### Exercise prompt:
Work through the material below line by line and say how many lines include the word "vino". Only the number, please.

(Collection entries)
• • • •
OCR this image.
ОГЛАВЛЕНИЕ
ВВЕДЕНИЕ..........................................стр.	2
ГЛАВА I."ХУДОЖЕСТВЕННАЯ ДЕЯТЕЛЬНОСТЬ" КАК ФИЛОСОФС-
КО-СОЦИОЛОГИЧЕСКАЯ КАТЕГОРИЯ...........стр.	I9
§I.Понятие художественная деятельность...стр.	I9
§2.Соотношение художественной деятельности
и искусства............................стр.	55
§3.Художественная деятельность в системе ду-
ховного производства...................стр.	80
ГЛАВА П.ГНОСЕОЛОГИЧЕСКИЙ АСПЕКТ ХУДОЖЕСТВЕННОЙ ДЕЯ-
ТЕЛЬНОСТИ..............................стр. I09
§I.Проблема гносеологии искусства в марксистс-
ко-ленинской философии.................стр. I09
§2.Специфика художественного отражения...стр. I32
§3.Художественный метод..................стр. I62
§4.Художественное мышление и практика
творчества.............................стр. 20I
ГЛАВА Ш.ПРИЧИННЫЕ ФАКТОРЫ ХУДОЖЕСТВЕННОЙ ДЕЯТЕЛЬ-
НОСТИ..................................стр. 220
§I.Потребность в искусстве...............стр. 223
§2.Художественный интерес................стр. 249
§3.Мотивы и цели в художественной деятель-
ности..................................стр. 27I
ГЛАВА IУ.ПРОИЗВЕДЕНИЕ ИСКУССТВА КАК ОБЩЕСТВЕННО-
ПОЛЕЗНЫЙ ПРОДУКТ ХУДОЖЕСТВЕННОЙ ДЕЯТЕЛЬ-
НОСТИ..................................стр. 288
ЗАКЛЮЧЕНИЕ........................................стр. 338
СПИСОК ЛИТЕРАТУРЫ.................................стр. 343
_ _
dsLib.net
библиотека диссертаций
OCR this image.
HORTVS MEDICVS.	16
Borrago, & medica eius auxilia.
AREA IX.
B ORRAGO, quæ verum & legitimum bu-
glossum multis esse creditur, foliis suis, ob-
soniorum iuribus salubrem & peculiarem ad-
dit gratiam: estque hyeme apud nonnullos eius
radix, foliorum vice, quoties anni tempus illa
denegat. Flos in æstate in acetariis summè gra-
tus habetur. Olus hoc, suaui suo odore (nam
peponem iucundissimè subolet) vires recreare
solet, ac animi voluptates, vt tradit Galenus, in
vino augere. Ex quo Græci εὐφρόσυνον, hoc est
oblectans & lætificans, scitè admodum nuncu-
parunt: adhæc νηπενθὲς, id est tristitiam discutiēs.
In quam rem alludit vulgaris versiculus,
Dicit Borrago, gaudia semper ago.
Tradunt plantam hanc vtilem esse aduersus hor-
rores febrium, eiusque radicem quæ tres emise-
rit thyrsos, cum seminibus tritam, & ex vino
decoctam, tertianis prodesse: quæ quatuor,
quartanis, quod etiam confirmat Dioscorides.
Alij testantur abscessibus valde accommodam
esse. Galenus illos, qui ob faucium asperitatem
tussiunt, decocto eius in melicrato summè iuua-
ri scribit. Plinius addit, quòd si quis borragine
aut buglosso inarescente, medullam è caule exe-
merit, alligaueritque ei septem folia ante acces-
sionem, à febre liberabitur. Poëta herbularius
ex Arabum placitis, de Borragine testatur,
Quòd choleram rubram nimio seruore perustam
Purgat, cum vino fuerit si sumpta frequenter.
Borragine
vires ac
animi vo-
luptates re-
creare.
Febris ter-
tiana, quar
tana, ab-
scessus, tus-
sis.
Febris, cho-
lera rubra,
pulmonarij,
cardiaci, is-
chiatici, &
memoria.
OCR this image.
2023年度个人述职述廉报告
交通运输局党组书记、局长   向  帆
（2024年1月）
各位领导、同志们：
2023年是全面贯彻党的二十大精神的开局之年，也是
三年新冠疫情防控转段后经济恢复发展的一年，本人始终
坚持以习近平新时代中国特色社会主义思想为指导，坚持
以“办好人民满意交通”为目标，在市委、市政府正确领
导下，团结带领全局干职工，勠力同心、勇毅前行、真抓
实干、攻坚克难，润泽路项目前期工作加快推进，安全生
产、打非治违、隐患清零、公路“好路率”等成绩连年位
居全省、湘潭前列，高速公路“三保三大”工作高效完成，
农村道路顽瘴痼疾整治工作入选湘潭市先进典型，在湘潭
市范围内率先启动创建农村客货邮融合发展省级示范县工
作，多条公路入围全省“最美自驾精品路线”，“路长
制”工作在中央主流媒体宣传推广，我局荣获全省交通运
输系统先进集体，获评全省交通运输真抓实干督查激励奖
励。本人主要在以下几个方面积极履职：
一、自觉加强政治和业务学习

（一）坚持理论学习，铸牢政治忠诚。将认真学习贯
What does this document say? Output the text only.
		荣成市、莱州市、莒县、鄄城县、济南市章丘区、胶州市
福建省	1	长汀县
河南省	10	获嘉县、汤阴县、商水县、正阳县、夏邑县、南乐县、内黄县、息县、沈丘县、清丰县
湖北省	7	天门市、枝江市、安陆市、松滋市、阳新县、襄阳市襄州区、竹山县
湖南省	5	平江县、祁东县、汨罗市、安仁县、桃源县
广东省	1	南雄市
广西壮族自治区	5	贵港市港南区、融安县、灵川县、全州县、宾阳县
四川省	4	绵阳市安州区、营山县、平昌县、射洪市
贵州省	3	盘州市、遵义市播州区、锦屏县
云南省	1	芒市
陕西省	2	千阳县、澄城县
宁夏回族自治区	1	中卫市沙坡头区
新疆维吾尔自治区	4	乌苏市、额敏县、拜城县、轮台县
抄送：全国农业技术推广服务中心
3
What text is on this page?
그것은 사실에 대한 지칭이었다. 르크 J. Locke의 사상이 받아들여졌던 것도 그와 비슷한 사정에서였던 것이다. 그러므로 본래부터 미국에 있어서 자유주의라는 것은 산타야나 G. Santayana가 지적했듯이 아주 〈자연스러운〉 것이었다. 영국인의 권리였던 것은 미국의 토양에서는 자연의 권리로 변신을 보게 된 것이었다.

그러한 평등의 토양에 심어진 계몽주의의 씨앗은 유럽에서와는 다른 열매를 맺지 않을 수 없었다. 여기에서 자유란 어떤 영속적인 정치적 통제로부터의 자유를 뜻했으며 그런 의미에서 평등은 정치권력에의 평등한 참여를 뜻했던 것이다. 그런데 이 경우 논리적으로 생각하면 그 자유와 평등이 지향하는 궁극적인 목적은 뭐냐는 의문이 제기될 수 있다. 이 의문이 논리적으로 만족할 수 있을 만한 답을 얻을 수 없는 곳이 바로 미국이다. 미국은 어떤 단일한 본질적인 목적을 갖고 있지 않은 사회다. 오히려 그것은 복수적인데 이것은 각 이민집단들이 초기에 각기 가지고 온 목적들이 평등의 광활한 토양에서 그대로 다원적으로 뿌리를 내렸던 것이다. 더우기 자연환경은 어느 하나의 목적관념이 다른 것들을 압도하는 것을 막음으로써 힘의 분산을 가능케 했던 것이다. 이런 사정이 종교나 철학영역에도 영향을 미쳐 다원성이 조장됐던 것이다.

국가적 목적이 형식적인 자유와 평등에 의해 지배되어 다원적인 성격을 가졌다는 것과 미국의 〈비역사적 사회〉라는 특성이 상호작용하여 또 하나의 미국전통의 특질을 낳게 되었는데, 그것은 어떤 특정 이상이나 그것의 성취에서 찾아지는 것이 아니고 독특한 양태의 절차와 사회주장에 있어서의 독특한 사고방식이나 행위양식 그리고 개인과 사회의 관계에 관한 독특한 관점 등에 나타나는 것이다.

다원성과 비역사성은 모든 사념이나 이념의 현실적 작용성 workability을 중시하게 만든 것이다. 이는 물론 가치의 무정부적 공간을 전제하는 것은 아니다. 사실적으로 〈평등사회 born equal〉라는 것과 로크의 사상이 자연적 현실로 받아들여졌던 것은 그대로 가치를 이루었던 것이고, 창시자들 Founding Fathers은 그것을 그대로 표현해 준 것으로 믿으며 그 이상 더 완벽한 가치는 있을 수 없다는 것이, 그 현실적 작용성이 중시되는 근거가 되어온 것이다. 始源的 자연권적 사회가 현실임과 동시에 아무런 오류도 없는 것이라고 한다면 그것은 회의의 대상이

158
• • • •
### Output:
3